Фрагмент документа:
По словам В. П. Кочубея, Балашов превратил этот орган в "министерство шпионства". Город наполнился шпионами всех мастей - наемными шпионами, русскими и иностранцами, шпионами-друзьями, сплошь и рядом переодетыми полицейскими офицерами, причем в переодевании, как говорят, принимал участие и сам министр. Эти агенты не ограничивались тем, что стремились узнавать новости и давать возможность правительству предупреждать преступления; они старались создавать преступления и возбуждать подозрения. Они вступали в откровенные разговоры с людьми различных классов, "жаловались" на государя, "критикуя меры правительства, лгали, чтобы вызвать такие же откровенные заявления или жалобы". Картежный шулер в молодые годы, Александр Балашов, получив в свое распоряжение полицейскую власть, стал заниматься поборами и вымогательством взяток. Сперанский, стремившийся установить контроль за деятельностью министров, прямо угрожал его положению, приносившему ему столь большие выгоды. Чтобы отвести от себя данную угрозу, Балашов пустился в интригу.
Направлявшаяся умелой рукой, разработанная до мельчайших подробностей интрига против Сперанского строилась с учетом особенностей характера императора. Сколько бы ни говаривал Александр в молодые свои годы о желании ограничить самодержавную власть, а то и вообще отказаться от нее, удалившись из России в тихую жизнь частного европейского обывателя, не мог он заставить свое окружение поверить в серьезность подобных высказываний. Слишком неправдоподобным казалось, что кто-то в человечестве, которого всю историю должно обозначить одним выражением "борьба за власть", может вдруг отказаться от абсолютной власти, самим небом ему посылаемой. Да и вполне было заметно в характере Александра нечто такое, что никогда, ни в коем разе не могло позволить ему исполнить это странное желание.
Этим "нечто" было в первую очередь его огромное самолюбие, с которым он как будто даже родился. Один из русских воспитателей великого князя Александра оставил свои записки, где под датой "апрель 1792" приводится любопытное наблюдение: "Замечается в его высочестве лишнее самолюбие, а оттого упорство во мнениях своих, и что он во всем будто уверит и переуверит человека, как захочет. Из сего открывается некоторая хитрость, ибо в затмевании истины и в желании быть всегда правым неминуемо нужно приступать к подлогам".
К самолюбию прибавлялась в Александре чрезвычайная боязнь насмешки над собой. Уже после того, как он стал императором, часто бывало так, что если кто-либо засмеется в его присутствии или улыбнется, на него посматривая (просто так, без всякой "задней" мысли), Александр тут же начинал думать, что это над ним смеются, и как-то непроизвольно старался оглядеть себя, подходил для этого даже к зеркалу и до тех пор не успокаивался, пока не осматривал всего себя и спереди и сзади. При том характере, каковой имел российский самодержец, достаточно было хорошо показать ему, что кто-то из его приближенных насмехается над ним и в душе его презирает, чтобы навлечь на этого человека его гнев и незамедлительную кару. В случае со Сперанским данная задача была выполнена блестяще.

Листинг:
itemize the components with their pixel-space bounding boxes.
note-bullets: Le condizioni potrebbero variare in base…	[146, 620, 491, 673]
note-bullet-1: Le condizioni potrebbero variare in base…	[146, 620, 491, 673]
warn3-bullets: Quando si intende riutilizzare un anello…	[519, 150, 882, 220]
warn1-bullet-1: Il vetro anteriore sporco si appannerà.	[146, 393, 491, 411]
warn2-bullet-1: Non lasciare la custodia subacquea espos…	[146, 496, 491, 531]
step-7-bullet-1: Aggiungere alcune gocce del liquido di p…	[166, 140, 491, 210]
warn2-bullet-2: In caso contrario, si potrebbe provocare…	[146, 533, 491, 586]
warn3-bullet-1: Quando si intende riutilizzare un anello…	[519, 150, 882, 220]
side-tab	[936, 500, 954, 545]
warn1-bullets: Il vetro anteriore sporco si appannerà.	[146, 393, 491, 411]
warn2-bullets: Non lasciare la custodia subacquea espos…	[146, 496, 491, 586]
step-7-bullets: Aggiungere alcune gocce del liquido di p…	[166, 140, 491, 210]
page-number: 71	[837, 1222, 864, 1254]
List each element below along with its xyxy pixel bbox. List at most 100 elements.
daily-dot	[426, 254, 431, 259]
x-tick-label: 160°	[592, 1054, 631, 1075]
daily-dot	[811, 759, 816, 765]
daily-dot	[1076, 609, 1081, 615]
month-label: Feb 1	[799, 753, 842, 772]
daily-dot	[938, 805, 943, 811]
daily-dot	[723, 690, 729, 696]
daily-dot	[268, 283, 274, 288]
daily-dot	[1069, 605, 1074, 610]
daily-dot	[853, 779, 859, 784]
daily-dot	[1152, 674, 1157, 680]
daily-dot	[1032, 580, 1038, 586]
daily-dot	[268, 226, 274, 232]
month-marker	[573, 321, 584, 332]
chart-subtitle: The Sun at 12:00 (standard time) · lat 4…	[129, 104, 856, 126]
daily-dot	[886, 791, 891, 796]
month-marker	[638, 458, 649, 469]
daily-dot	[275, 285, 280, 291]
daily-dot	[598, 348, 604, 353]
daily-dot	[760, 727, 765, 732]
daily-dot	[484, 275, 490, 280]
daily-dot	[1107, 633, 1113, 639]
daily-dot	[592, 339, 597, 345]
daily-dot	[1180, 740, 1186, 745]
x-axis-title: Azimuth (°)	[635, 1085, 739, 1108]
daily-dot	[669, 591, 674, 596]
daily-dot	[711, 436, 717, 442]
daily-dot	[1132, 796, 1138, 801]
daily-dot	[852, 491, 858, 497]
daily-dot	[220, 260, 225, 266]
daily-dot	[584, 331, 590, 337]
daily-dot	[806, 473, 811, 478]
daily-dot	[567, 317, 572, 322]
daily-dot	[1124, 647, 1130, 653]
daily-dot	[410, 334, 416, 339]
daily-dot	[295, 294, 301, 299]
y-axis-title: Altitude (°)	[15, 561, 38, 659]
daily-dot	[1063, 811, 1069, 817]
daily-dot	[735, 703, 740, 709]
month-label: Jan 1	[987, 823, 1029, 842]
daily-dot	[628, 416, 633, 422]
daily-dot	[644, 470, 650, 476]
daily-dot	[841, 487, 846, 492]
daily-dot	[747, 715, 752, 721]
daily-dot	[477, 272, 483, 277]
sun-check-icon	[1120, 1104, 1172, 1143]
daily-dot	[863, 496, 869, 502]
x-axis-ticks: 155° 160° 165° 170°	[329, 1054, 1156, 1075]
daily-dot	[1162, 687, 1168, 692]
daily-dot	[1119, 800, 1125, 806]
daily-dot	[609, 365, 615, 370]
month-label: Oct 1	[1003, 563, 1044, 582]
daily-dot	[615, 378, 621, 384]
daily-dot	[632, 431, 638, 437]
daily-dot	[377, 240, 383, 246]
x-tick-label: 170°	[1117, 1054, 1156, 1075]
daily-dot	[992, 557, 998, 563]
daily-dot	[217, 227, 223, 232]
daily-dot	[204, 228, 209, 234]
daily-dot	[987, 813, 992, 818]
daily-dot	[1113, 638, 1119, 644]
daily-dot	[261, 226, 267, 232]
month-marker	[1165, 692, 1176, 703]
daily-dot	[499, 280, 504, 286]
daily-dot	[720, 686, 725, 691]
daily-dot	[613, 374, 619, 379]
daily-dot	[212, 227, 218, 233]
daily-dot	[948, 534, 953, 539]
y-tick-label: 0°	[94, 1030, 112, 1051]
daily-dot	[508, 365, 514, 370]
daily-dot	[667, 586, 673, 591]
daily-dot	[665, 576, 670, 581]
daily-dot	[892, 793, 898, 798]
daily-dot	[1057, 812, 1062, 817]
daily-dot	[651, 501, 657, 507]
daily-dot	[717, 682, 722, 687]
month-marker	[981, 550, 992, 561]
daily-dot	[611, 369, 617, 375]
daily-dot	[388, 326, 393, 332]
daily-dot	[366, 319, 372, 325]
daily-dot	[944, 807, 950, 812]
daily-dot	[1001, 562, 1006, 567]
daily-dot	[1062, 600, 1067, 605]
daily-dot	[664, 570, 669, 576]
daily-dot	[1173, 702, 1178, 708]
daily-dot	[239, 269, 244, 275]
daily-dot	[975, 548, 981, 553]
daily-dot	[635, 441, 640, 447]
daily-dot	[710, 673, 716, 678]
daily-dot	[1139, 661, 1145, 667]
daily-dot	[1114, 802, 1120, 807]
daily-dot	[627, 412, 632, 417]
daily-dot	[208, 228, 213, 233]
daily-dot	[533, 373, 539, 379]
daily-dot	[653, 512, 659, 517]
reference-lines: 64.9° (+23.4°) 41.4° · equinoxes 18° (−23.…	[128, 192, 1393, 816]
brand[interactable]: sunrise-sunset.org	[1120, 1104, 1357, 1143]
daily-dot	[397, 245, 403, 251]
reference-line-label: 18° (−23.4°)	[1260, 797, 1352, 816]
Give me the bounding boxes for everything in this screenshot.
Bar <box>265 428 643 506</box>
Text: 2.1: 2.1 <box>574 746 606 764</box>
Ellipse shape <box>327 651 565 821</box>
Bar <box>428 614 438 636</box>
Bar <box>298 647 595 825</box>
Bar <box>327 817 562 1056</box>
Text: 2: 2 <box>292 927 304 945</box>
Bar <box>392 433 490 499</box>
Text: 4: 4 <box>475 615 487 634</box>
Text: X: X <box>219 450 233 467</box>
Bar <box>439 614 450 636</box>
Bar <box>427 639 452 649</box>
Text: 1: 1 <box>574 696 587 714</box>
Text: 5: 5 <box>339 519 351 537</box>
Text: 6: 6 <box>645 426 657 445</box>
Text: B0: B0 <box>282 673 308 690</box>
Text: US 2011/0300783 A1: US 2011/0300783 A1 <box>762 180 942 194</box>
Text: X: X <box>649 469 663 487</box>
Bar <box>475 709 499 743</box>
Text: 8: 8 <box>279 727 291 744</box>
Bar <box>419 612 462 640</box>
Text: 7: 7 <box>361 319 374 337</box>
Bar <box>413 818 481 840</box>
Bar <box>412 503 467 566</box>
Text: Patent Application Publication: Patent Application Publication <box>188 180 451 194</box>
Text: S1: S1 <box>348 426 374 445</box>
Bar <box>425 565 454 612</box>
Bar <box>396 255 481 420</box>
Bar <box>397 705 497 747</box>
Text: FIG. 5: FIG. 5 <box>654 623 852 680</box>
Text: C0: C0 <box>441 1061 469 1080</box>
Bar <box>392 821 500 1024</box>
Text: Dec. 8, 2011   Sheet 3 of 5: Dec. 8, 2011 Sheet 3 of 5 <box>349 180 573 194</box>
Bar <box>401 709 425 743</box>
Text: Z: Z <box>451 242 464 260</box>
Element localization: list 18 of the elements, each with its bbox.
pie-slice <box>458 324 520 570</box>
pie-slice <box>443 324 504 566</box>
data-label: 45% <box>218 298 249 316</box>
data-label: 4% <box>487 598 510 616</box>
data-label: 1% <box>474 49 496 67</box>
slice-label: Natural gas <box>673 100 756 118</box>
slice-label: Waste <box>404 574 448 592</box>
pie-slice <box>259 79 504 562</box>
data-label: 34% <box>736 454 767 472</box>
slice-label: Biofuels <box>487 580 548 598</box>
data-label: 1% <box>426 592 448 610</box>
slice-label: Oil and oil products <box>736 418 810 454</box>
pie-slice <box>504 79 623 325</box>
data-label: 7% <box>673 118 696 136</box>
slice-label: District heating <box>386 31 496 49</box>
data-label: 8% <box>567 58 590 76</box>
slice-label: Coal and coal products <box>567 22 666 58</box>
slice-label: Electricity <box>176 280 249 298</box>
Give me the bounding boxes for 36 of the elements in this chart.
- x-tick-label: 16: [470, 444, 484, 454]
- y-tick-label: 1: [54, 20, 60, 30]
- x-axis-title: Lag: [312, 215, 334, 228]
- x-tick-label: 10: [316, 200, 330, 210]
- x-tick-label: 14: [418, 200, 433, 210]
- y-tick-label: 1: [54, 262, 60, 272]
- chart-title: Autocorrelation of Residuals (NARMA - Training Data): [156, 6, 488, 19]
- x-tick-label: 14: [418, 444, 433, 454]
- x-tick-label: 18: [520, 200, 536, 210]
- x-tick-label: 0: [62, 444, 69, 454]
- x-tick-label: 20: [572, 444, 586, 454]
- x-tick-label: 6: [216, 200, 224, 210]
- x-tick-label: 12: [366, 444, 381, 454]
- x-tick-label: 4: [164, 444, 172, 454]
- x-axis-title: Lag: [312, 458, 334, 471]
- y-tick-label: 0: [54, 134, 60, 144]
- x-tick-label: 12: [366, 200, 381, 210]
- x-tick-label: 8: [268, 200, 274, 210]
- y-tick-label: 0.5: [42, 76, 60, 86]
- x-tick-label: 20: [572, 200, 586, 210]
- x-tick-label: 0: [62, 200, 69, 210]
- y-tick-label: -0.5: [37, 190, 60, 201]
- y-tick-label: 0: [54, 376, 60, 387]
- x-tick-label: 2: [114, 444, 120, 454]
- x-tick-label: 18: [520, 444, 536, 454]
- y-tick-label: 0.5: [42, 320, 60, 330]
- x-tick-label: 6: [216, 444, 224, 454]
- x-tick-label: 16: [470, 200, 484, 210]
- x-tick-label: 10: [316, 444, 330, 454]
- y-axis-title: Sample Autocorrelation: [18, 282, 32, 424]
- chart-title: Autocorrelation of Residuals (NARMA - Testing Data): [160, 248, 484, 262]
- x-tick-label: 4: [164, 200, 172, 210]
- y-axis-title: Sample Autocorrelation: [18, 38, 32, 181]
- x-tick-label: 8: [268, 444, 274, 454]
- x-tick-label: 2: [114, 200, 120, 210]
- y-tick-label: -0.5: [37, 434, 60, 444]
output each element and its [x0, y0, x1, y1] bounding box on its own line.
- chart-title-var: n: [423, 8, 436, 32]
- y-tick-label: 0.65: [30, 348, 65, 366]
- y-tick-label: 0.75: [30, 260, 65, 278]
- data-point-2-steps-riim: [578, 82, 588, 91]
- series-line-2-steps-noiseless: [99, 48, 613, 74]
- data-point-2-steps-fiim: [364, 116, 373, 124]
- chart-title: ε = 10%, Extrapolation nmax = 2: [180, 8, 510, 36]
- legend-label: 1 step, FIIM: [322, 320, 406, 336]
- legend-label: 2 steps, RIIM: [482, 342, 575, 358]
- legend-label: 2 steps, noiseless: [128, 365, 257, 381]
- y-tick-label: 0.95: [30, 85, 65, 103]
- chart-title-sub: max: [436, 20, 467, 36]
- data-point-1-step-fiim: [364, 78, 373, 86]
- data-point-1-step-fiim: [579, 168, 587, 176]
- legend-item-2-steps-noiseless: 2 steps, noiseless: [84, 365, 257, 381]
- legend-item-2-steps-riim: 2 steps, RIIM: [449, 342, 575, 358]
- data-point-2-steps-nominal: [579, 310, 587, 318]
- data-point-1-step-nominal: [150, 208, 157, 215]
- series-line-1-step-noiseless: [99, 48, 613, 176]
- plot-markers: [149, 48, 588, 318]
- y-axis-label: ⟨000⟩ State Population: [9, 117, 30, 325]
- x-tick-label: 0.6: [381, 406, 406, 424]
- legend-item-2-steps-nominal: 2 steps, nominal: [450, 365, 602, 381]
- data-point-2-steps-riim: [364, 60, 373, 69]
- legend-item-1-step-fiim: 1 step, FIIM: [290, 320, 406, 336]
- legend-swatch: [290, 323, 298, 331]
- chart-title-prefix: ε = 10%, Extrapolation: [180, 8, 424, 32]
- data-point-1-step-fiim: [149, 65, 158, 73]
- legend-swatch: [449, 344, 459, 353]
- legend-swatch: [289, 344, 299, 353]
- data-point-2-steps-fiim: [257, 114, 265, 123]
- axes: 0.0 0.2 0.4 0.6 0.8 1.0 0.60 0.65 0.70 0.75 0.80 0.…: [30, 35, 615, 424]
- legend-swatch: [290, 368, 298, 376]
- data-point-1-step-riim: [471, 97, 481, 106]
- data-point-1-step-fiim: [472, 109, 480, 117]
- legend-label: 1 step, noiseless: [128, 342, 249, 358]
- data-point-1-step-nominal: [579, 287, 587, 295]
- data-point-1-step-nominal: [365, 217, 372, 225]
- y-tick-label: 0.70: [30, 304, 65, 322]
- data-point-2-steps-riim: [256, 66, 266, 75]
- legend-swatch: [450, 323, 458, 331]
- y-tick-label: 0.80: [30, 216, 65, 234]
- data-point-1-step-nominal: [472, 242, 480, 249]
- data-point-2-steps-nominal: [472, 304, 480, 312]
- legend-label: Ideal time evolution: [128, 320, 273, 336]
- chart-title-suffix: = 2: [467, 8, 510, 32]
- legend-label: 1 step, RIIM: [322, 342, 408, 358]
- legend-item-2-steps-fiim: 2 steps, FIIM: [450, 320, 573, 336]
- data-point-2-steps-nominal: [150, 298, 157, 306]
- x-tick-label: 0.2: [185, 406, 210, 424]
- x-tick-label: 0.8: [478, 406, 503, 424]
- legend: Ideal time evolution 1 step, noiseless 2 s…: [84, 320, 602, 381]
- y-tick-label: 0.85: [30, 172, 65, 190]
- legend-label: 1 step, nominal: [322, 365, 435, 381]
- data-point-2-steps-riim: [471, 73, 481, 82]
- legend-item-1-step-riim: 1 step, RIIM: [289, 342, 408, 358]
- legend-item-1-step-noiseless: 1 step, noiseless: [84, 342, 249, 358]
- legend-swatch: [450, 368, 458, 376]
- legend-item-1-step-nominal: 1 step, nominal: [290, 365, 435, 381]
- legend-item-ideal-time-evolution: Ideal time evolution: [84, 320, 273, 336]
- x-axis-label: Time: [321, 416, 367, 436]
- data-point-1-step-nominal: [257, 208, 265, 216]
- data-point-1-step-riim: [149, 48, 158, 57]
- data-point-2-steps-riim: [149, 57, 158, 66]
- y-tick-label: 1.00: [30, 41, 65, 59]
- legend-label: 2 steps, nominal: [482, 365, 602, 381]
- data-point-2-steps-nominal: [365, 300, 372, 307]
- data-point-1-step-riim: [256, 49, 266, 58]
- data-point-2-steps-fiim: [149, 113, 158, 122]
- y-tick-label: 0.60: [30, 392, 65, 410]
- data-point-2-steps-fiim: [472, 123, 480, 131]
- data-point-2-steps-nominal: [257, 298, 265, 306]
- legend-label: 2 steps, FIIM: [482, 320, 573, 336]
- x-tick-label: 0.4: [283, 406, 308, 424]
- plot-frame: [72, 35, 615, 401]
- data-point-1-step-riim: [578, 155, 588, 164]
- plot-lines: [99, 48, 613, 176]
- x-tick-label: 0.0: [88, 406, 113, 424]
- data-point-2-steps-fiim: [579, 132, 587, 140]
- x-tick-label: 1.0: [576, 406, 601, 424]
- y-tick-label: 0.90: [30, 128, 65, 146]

Запрос:
Выведите без изменений часть фрагмента об интриге против Сперанского от «К самолюбию прибавлялась» до «была выполнена блестяще.».

Результат задачи:
К самолюбию прибавлялась в Александре чрезвычайная боязнь насмешки над собой. Уже после того, как он стал императором, часто бывало так, что если кто-либо засмеется в его присутствии или улыбнется, на него посматривая (просто так, без всякой "задней" мысли), Александр тут же начинал думать, что это над ним смеются, и как-то непроизвольно старался оглядеть себя, подходил для этого даже к зеркалу и до тех пор не успокаивался, пока не осматривал всего себя и спереди и сзади. При том характере, каковой имел российский самодержец, достаточно было хорошо показать ему, что кто-то из его приближенных насмехается над ним и в душе его презирает, чтобы навлечь на этого человека его гнев и незамедлительную кару. В случае со Сперанским данная задача была выполнена блестяще.